■ Figure record extracts ■
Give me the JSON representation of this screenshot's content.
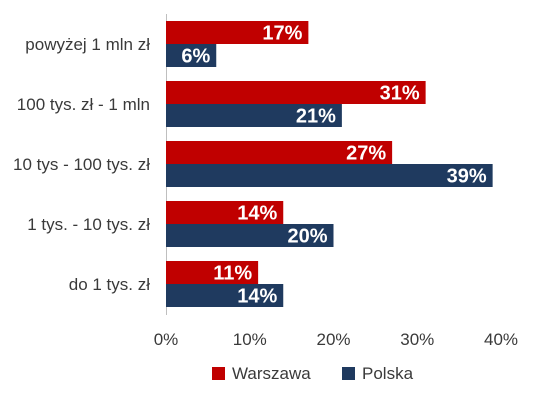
{
  "chart_data": {
    "type": "bar",
    "orientation": "horizontal",
    "title": "",
    "xlabel": "",
    "ylabel": "",
    "categories": [
      "powyżej 1 mln zł",
      "100 tys. zł - 1 mln",
      "10 tys - 100 tys. zł",
      "1 tys. - 10 tys. zł",
      "do 1 tys. zł"
    ],
    "series": [
      {
        "name": "Warszawa",
        "color": "#c00000",
        "values": [
          17,
          31,
          27,
          14,
          11
        ],
        "labels": [
          "17%",
          "31%",
          "27%",
          "14%",
          "11%"
        ]
      },
      {
        "name": "Polska",
        "color": "#1f3a5f",
        "values": [
          6,
          21,
          39,
          20,
          14
        ],
        "labels": [
          "6%",
          "21%",
          "39%",
          "20%",
          "14%"
        ]
      }
    ],
    "xlim": [
      0,
      40
    ],
    "xticks": [
      0,
      10,
      20,
      30,
      40
    ],
    "xtick_labels": [
      "0%",
      "10%",
      "20%",
      "30%",
      "40%"
    ],
    "grid": false,
    "legend_position": "bottom",
    "data_labels": "inside-end"
  }
}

■ Written problem ■
Omit the pictures, then quote the rest of the material above exactly.

■ Finished exercise ■
Give me the JSON representation of this screenshot's content.
{
  "chart_data": {
    "type": "bar",
    "orientation": "horizontal",
    "title": "",
    "xlabel": "",
    "ylabel": "",
    "categories": [
      "powyżej 1 mln zł",
      "100 tys. zł - 1 mln",
      "10 tys - 100 tys. zł",
      "1 tys. - 10 tys. zł",
      "do 1 tys. zł"
    ],
    "series": [
      {
        "name": "Warszawa",
        "color": "#c00000",
        "values": [
          17,
          31,
          27,
          14,
          11
        ],
        "labels": [
          "17%",
          "31%",
          "27%",
          "14%",
          "11%"
        ]
      },
      {
        "name": "Polska",
        "color": "#1f3a5f",
        "values": [
          6,
          21,
          39,
          20,
          14
        ],
        "labels": [
          "6%",
          "21%",
          "39%",
          "20%",
          "14%"
        ]
      }
    ],
    "xlim": [
      0,
      40
    ],
    "xticks": [
      0,
      10,
      20,
      30,
      40
    ],
    "xtick_labels": [
      "0%",
      "10%",
      "20%",
      "30%",
      "40%"
    ],
    "grid": false,
    "legend_position": "bottom",
    "data_labels": "inside-end"
  }
}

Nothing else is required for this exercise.